Short task: Your task is to transcribe all of the data below exactly, omitting the images.

— Start Input —

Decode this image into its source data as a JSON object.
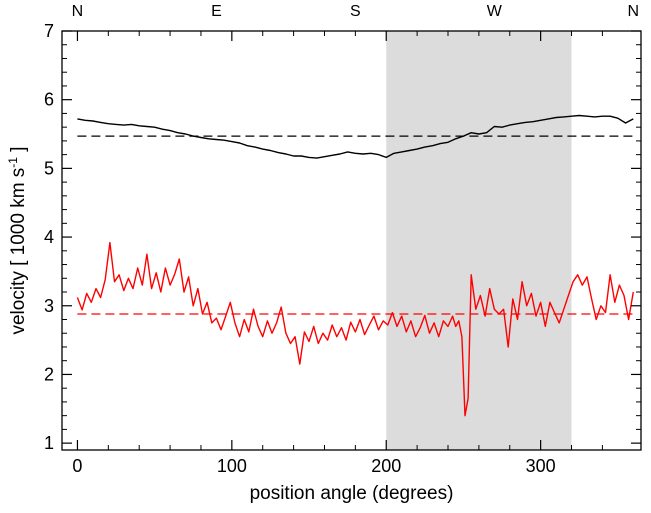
{
  "chart_data": {
    "type": "line",
    "title": "",
    "xlabel": "position angle (degrees)",
    "ylabel": {
      "prefix": "velocity [ 1000 km s",
      "superscript": "-1",
      "suffix": " ]"
    },
    "xlim": [
      -10,
      365
    ],
    "ylim": [
      0.9,
      7.0
    ],
    "xticks": [
      0,
      100,
      200,
      300
    ],
    "yticks": [
      1,
      2,
      3,
      4,
      5,
      6,
      7
    ],
    "top_axis_labels": [
      {
        "x": 0,
        "label": "N"
      },
      {
        "x": 90,
        "label": "E"
      },
      {
        "x": 180,
        "label": "S"
      },
      {
        "x": 270,
        "label": "W"
      },
      {
        "x": 360,
        "label": "N"
      }
    ],
    "shaded_region": {
      "x": [
        200,
        320
      ],
      "color": "#dcdcdc"
    },
    "grid": false,
    "legend": "none",
    "series": [
      {
        "color": "#000000",
        "style": "solid",
        "x": [
          0,
          5,
          10,
          15,
          20,
          25,
          30,
          35,
          40,
          45,
          50,
          55,
          60,
          65,
          70,
          75,
          80,
          85,
          90,
          95,
          100,
          105,
          110,
          115,
          120,
          125,
          130,
          135,
          140,
          145,
          150,
          155,
          160,
          165,
          170,
          175,
          180,
          185,
          190,
          195,
          200,
          205,
          210,
          215,
          220,
          225,
          230,
          235,
          240,
          245,
          250,
          255,
          260,
          265,
          270,
          275,
          280,
          285,
          290,
          295,
          300,
          305,
          310,
          315,
          320,
          325,
          330,
          335,
          340,
          345,
          350,
          355,
          360
        ],
        "y": [
          5.72,
          5.7,
          5.69,
          5.67,
          5.65,
          5.64,
          5.63,
          5.64,
          5.62,
          5.61,
          5.6,
          5.57,
          5.55,
          5.52,
          5.5,
          5.47,
          5.45,
          5.43,
          5.42,
          5.41,
          5.39,
          5.37,
          5.33,
          5.31,
          5.28,
          5.26,
          5.23,
          5.21,
          5.18,
          5.18,
          5.16,
          5.15,
          5.17,
          5.19,
          5.21,
          5.24,
          5.22,
          5.21,
          5.22,
          5.2,
          5.16,
          5.22,
          5.24,
          5.26,
          5.28,
          5.31,
          5.33,
          5.36,
          5.38,
          5.43,
          5.47,
          5.52,
          5.5,
          5.52,
          5.61,
          5.6,
          5.63,
          5.65,
          5.67,
          5.68,
          5.7,
          5.72,
          5.74,
          5.75,
          5.76,
          5.77,
          5.76,
          5.75,
          5.76,
          5.76,
          5.73,
          5.66,
          5.72
        ]
      },
      {
        "color": "#000000",
        "style": "dashed",
        "x": [
          0,
          360
        ],
        "y": [
          5.47,
          5.47
        ]
      },
      {
        "color": "#ff0000",
        "style": "solid",
        "x": [
          0,
          3,
          6,
          9,
          12,
          15,
          18,
          21,
          24,
          27,
          30,
          33,
          36,
          39,
          42,
          45,
          48,
          51,
          54,
          57,
          60,
          63,
          66,
          69,
          72,
          75,
          78,
          81,
          84,
          87,
          90,
          93,
          96,
          99,
          102,
          105,
          108,
          111,
          114,
          117,
          120,
          123,
          126,
          129,
          132,
          135,
          138,
          141,
          144,
          147,
          150,
          153,
          156,
          159,
          162,
          165,
          168,
          171,
          174,
          177,
          180,
          183,
          186,
          189,
          192,
          195,
          198,
          201,
          204,
          207,
          210,
          213,
          216,
          219,
          222,
          225,
          228,
          231,
          234,
          237,
          240,
          243,
          245,
          247,
          249,
          251,
          253,
          255,
          258,
          261,
          264,
          267,
          270,
          273,
          276,
          279,
          282,
          285,
          288,
          291,
          294,
          297,
          300,
          303,
          306,
          309,
          312,
          315,
          318,
          321,
          324,
          327,
          330,
          333,
          336,
          339,
          342,
          345,
          348,
          351,
          354,
          357,
          360
        ],
        "y": [
          3.12,
          2.94,
          3.18,
          3.05,
          3.25,
          3.12,
          3.38,
          3.92,
          3.35,
          3.45,
          3.22,
          3.4,
          3.25,
          3.55,
          3.3,
          3.75,
          3.25,
          3.48,
          3.2,
          3.55,
          3.3,
          3.46,
          3.68,
          3.2,
          3.42,
          3.0,
          3.25,
          2.88,
          3.05,
          2.75,
          2.82,
          2.65,
          2.85,
          3.05,
          2.75,
          2.55,
          2.8,
          2.62,
          2.95,
          2.7,
          2.55,
          2.78,
          2.6,
          2.75,
          2.98,
          2.6,
          2.45,
          2.55,
          2.15,
          2.62,
          2.48,
          2.7,
          2.45,
          2.6,
          2.5,
          2.72,
          2.55,
          2.68,
          2.5,
          2.76,
          2.62,
          2.8,
          2.58,
          2.72,
          2.85,
          2.65,
          2.78,
          2.72,
          2.9,
          2.7,
          2.85,
          2.62,
          2.78,
          2.55,
          2.68,
          2.86,
          2.6,
          2.75,
          2.55,
          2.78,
          2.7,
          2.85,
          2.7,
          2.78,
          2.55,
          1.4,
          1.65,
          3.45,
          2.95,
          3.15,
          2.85,
          3.25,
          2.95,
          2.88,
          2.95,
          2.4,
          3.1,
          2.8,
          3.35,
          3.0,
          3.18,
          2.85,
          3.05,
          2.7,
          3.05,
          2.9,
          2.75,
          2.95,
          3.15,
          3.35,
          3.45,
          3.3,
          3.42,
          3.1,
          2.8,
          3.0,
          2.9,
          3.45,
          3.05,
          3.3,
          3.15,
          2.8,
          3.2
        ]
      },
      {
        "color": "#ff0000",
        "style": "dashed",
        "x": [
          0,
          360
        ],
        "y": [
          2.88,
          2.88
        ]
      }
    ]
  }
}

— End Input —

Task answer:
Decode this image into its source data as a JSON object.
{
  "chart_data": {
    "type": "line",
    "title": "",
    "xlabel": "position angle (degrees)",
    "ylabel": {
      "prefix": "velocity [ 1000 km s",
      "superscript": "-1",
      "suffix": " ]"
    },
    "xlim": [
      -10,
      365
    ],
    "ylim": [
      0.9,
      7.0
    ],
    "xticks": [
      0,
      100,
      200,
      300
    ],
    "yticks": [
      1,
      2,
      3,
      4,
      5,
      6,
      7
    ],
    "top_axis_labels": [
      {
        "x": 0,
        "label": "N"
      },
      {
        "x": 90,
        "label": "E"
      },
      {
        "x": 180,
        "label": "S"
      },
      {
        "x": 270,
        "label": "W"
      },
      {
        "x": 360,
        "label": "N"
      }
    ],
    "shaded_region": {
      "x": [
        200,
        320
      ],
      "color": "#dcdcdc"
    },
    "grid": false,
    "legend": "none",
    "series": [
      {
        "color": "#000000",
        "style": "solid",
        "x": [
          0,
          5,
          10,
          15,
          20,
          25,
          30,
          35,
          40,
          45,
          50,
          55,
          60,
          65,
          70,
          75,
          80,
          85,
          90,
          95,
          100,
          105,
          110,
          115,
          120,
          125,
          130,
          135,
          140,
          145,
          150,
          155,
          160,
          165,
          170,
          175,
          180,
          185,
          190,
          195,
          200,
          205,
          210,
          215,
          220,
          225,
          230,
          235,
          240,
          245,
          250,
          255,
          260,
          265,
          270,
          275,
          280,
          285,
          290,
          295,
          300,
          305,
          310,
          315,
          320,
          325,
          330,
          335,
          340,
          345,
          350,
          355,
          360
        ],
        "y": [
          5.72,
          5.7,
          5.69,
          5.67,
          5.65,
          5.64,
          5.63,
          5.64,
          5.62,
          5.61,
          5.6,
          5.57,
          5.55,
          5.52,
          5.5,
          5.47,
          5.45,
          5.43,
          5.42,
          5.41,
          5.39,
          5.37,
          5.33,
          5.31,
          5.28,
          5.26,
          5.23,
          5.21,
          5.18,
          5.18,
          5.16,
          5.15,
          5.17,
          5.19,
          5.21,
          5.24,
          5.22,
          5.21,
          5.22,
          5.2,
          5.16,
          5.22,
          5.24,
          5.26,
          5.28,
          5.31,
          5.33,
          5.36,
          5.38,
          5.43,
          5.47,
          5.52,
          5.5,
          5.52,
          5.61,
          5.6,
          5.63,
          5.65,
          5.67,
          5.68,
          5.7,
          5.72,
          5.74,
          5.75,
          5.76,
          5.77,
          5.76,
          5.75,
          5.76,
          5.76,
          5.73,
          5.66,
          5.72
        ]
      },
      {
        "color": "#000000",
        "style": "dashed",
        "x": [
          0,
          360
        ],
        "y": [
          5.47,
          5.47
        ]
      },
      {
        "color": "#ff0000",
        "style": "solid",
        "x": [
          0,
          3,
          6,
          9,
          12,
          15,
          18,
          21,
          24,
          27,
          30,
          33,
          36,
          39,
          42,
          45,
          48,
          51,
          54,
          57,
          60,
          63,
          66,
          69,
          72,
          75,
          78,
          81,
          84,
          87,
          90,
          93,
          96,
          99,
          102,
          105,
          108,
          111,
          114,
          117,
          120,
          123,
          126,
          129,
          132,
          135,
          138,
          141,
          144,
          147,
          150,
          153,
          156,
          159,
          162,
          165,
          168,
          171,
          174,
          177,
          180,
          183,
          186,
          189,
          192,
          195,
          198,
          201,
          204,
          207,
          210,
          213,
          216,
          219,
          222,
          225,
          228,
          231,
          234,
          237,
          240,
          243,
          245,
          247,
          249,
          251,
          253,
          255,
          258,
          261,
          264,
          267,
          270,
          273,
          276,
          279,
          282,
          285,
          288,
          291,
          294,
          297,
          300,
          303,
          306,
          309,
          312,
          315,
          318,
          321,
          324,
          327,
          330,
          333,
          336,
          339,
          342,
          345,
          348,
          351,
          354,
          357,
          360
        ],
        "y": [
          3.12,
          2.94,
          3.18,
          3.05,
          3.25,
          3.12,
          3.38,
          3.92,
          3.35,
          3.45,
          3.22,
          3.4,
          3.25,
          3.55,
          3.3,
          3.75,
          3.25,
          3.48,
          3.2,
          3.55,
          3.3,
          3.46,
          3.68,
          3.2,
          3.42,
          3.0,
          3.25,
          2.88,
          3.05,
          2.75,
          2.82,
          2.65,
          2.85,
          3.05,
          2.75,
          2.55,
          2.8,
          2.62,
          2.95,
          2.7,
          2.55,
          2.78,
          2.6,
          2.75,
          2.98,
          2.6,
          2.45,
          2.55,
          2.15,
          2.62,
          2.48,
          2.7,
          2.45,
          2.6,
          2.5,
          2.72,
          2.55,
          2.68,
          2.5,
          2.76,
          2.62,
          2.8,
          2.58,
          2.72,
          2.85,
          2.65,
          2.78,
          2.72,
          2.9,
          2.7,
          2.85,
          2.62,
          2.78,
          2.55,
          2.68,
          2.86,
          2.6,
          2.75,
          2.55,
          2.78,
          2.7,
          2.85,
          2.7,
          2.78,
          2.55,
          1.4,
          1.65,
          3.45,
          2.95,
          3.15,
          2.85,
          3.25,
          2.95,
          2.88,
          2.95,
          2.4,
          3.1,
          2.8,
          3.35,
          3.0,
          3.18,
          2.85,
          3.05,
          2.7,
          3.05,
          2.9,
          2.75,
          2.95,
          3.15,
          3.35,
          3.45,
          3.3,
          3.42,
          3.1,
          2.8,
          3.0,
          2.9,
          3.45,
          3.05,
          3.3,
          3.15,
          2.8,
          3.2
        ]
      },
      {
        "color": "#ff0000",
        "style": "dashed",
        "x": [
          0,
          360
        ],
        "y": [
          2.88,
          2.88
        ]
      }
    ]
  }
}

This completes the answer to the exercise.